[What is asked]
Type out the records that follow, exactly as given.
[START Data for this task]
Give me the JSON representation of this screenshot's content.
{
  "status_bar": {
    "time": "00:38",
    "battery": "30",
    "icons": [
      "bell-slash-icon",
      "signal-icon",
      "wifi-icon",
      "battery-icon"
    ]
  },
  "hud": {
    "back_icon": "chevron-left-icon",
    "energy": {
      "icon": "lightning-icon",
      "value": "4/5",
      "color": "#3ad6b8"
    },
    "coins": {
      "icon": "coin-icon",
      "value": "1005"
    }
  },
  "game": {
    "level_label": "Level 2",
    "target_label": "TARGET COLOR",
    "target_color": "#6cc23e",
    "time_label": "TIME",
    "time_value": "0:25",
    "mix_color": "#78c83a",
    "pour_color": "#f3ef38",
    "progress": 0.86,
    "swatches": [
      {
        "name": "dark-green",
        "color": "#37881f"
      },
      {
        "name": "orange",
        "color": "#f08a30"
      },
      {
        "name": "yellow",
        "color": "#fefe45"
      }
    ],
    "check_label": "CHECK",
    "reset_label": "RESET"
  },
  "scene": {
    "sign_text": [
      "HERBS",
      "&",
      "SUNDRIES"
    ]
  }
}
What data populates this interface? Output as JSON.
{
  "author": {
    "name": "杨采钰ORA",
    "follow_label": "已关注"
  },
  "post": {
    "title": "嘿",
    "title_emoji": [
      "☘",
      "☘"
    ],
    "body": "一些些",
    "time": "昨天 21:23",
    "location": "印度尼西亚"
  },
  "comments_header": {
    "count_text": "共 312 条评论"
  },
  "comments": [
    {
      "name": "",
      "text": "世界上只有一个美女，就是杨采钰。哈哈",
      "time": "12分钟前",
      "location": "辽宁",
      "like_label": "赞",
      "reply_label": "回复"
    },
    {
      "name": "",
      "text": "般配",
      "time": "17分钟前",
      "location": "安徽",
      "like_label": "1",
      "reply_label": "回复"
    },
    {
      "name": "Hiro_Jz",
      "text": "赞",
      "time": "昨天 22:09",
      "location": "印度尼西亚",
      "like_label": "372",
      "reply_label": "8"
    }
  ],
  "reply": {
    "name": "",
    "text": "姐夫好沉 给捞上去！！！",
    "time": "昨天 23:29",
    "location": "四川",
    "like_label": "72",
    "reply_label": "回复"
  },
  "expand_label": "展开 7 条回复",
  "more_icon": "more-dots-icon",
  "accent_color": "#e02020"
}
[END Data for this task]
[Exercise solution]
Give me the JSON representation of this screenshot's content.
{
  "status_bar": {
    "time": "00:38",
    "battery": "30",
    "icons": [
      "bell-slash-icon",
      "signal-icon",
      "wifi-icon",
      "battery-icon"
    ]
  },
  "hud": {
    "back_icon": "chevron-left-icon",
    "energy": {
      "icon": "lightning-icon",
      "value": "4/5",
      "color": "#3ad6b8"
    },
    "coins": {
      "icon": "coin-icon",
      "value": "1005"
    }
  },
  "game": {
    "level_label": "Level 2",
    "target_label": "TARGET COLOR",
    "target_color": "#6cc23e",
    "time_label": "TIME",
    "time_value": "0:25",
    "mix_color": "#78c83a",
    "pour_color": "#f3ef38",
    "progress": 0.86,
    "swatches": [
      {
        "name": "dark-green",
        "color": "#37881f"
      },
      {
        "name": "orange",
        "color": "#f08a30"
      },
      {
        "name": "yellow",
        "color": "#fefe45"
      }
    ],
    "check_label": "CHECK",
    "reset_label": "RESET"
  },
  "scene": {
    "sign_text": [
      "HERBS",
      "&",
      "SUNDRIES"
    ]
  }
}
What data populates this interface? Output as JSON.
{
  "author": {
    "name": "杨采钰ORA",
    "follow_label": "已关注"
  },
  "post": {
    "title": "嘿",
    "title_emoji": [
      "☘",
      "☘"
    ],
    "body": "一些些",
    "time": "昨天 21:23",
    "location": "印度尼西亚"
  },
  "comments_header": {
    "count_text": "共 312 条评论"
  },
  "comments": [
    {
      "name": "",
      "text": "世界上只有一个美女，就是杨采钰。哈哈",
      "time": "12分钟前",
      "location": "辽宁",
      "like_label": "赞",
      "reply_label": "回复"
    },
    {
      "name": "",
      "text": "般配",
      "time": "17分钟前",
      "location": "安徽",
      "like_label": "1",
      "reply_label": "回复"
    },
    {
      "name": "Hiro_Jz",
      "text": "赞",
      "time": "昨天 22:09",
      "location": "印度尼西亚",
      "like_label": "372",
      "reply_label": "8"
    }
  ],
  "reply": {
    "name": "",
    "text": "姐夫好沉 给捞上去！！！",
    "time": "昨天 23:29",
    "location": "四川",
    "like_label": "72",
    "reply_label": "回复"
  },
  "expand_label": "展开 7 条回复",
  "more_icon": "more-dots-icon",
  "accent_color": "#e02020"
}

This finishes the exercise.